Document extract >>
>> begin

In Poland, as queer groups and allies face a rising threat of violence and hate, the Oramics collective chose to respond with music. The result: a sprawling compilation of 121 tracks and international outpouring of support.

I definitely want to encourage you to grab the compilation, but also want to take this opportunity to give you a tour through some of the music here – including from some lesser-known and underground and Polish artists. So alongside some known international figures, like Peder Mannerfelt, Object Blue, Borusaide, Lee Gamble, Electric Indigo, and Rrose, you’ll get an excellent sampling of artists involved in Poland’s underground and queer communities. We’re fortunate that in dark and challenging times, we have music and emotion and celebratory and powerful sound, and not just, you know, the news.

A hypnotic video for this irresistible track – Bartosz Zaskórski and Rufus (animation) for Mchy i Porosty’s “not many friends.” (One of my favorites!)

This is not an abstract battle or “culture war”: in Poland as in an alarming number of places, basic rights of expression and safety are under assault, backed even by mainstream media and religious and governmental leaders. That’s put artists who I’ve worked with personally under real pressure and danger, among many others. It’s something you feel on a visceral level not only in Poland but in the fabric of the electronic music scene outside of the country, as well.

>> end

Material supplied >>
>> begin

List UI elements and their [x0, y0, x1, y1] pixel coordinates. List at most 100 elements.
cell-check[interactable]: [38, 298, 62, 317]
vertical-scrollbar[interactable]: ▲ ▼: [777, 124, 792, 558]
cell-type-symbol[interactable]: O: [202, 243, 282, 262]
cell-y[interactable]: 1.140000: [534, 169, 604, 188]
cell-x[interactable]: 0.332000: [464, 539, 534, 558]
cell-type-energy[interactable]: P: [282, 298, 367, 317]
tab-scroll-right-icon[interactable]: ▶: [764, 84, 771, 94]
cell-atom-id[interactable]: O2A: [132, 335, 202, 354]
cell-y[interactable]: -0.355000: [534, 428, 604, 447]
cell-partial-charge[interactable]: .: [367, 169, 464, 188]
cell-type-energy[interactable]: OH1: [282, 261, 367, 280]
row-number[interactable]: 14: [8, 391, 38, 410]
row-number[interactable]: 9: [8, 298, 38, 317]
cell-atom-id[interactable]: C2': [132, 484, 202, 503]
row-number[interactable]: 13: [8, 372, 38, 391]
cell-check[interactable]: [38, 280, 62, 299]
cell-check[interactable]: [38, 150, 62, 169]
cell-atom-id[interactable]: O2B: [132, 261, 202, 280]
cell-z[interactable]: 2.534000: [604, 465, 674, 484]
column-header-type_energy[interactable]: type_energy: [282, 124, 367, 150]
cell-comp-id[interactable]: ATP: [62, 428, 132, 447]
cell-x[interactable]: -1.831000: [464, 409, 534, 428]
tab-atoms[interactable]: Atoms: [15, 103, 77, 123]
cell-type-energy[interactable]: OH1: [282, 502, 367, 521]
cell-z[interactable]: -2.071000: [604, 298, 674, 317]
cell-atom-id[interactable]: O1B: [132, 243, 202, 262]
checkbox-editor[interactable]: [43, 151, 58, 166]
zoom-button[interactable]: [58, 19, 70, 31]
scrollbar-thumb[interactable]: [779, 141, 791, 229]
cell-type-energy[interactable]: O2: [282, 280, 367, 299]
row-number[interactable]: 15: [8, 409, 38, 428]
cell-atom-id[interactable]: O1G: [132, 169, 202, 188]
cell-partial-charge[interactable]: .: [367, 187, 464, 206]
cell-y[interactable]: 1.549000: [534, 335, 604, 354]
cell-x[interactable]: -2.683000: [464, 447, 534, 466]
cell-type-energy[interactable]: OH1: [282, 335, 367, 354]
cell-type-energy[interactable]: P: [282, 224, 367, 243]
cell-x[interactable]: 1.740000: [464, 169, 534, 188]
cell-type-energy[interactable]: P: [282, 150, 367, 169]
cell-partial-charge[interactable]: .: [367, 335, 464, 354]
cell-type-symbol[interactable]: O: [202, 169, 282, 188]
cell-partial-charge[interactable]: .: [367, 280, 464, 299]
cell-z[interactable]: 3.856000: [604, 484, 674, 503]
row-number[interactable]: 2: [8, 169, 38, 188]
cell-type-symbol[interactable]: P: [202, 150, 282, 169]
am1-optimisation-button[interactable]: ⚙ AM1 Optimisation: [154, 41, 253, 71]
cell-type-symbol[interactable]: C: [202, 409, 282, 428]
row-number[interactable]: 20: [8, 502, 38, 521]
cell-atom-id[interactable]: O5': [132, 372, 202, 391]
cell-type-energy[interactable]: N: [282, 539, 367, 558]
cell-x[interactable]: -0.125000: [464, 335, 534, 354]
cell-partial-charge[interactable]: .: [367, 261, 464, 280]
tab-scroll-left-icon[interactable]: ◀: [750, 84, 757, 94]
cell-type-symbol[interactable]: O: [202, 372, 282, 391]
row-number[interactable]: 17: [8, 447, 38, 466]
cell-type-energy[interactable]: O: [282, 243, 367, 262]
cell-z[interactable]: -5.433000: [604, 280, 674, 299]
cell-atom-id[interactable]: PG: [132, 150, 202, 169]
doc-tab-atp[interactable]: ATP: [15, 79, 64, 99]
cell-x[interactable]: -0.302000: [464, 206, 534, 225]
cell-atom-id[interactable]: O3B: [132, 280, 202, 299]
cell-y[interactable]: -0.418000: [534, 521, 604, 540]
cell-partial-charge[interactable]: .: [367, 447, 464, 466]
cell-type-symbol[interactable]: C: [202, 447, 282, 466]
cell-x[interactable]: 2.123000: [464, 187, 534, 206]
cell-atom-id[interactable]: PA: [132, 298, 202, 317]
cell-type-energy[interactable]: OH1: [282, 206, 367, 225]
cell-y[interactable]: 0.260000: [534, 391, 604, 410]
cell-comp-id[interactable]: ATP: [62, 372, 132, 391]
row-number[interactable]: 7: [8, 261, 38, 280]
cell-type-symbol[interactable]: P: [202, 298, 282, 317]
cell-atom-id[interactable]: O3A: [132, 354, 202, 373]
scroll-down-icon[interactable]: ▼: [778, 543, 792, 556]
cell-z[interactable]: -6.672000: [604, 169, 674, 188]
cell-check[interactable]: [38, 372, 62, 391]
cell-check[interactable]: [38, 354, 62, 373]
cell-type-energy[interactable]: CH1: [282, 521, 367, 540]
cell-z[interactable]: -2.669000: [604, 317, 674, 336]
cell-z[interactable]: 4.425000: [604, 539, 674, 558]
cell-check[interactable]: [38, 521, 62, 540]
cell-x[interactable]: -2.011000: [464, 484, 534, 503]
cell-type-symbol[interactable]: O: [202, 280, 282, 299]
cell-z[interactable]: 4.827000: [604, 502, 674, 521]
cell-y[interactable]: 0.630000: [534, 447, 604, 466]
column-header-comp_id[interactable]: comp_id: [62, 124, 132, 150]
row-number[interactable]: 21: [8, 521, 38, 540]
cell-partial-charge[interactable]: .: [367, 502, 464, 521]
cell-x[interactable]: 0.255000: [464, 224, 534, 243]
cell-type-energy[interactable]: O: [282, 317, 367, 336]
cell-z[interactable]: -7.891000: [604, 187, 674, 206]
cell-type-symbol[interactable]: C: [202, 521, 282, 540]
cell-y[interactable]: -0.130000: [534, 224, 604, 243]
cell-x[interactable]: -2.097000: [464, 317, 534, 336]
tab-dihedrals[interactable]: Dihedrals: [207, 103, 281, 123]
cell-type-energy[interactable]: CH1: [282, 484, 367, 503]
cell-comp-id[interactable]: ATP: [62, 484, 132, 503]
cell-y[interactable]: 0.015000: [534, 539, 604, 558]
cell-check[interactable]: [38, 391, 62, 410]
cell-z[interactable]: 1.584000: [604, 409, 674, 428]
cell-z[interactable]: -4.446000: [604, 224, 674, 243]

>> end

Work to complete >>
(A) From the passage about the Oramics compilation, reproduce the part that opens with the words containing "This is not" and closes with "country, as well.", substituting "gut" for "visceral".
(B) Extend the passage about the Oramics compilation, beginning right after its final sentence.

Answers in order >>
(A)
This is not an abstract battle or “culture war”: in Poland as in an alarming number of places, basic rights of expression and safety are under assault, backed even by mainstream media and religious and governmental leaders. That’s put artists who I’ve worked with personally under real pressure and danger, among many others. It’s something you feel on a gut level not only in Poland but in the fabric of the electronic music scene outside of the country, as well.

(B)
Out now, the “Total Solidarity” compilation gives sonic, musical form to a growing chorus of solidarity and protest. That network has brought together collectives, artists, curators, press, activist organizations, and concerned friends in a network inside and outside of the country. Total Solidarity demonstrates how deep that network is, and how many people have been touched by the political struggle and by these artists.

Over 100 tracks from the Polish underground and international electronic music scene come together on the digital release, available for fifty bucks on Bandcamp (or individually, by track). Poland’s Oramics collective joins Tilburg, Netherlands’ Drvg Cvltvre, who runs the label New York Haunted. The funds raised go directly to organizations battling homophobia and supporting queer communities.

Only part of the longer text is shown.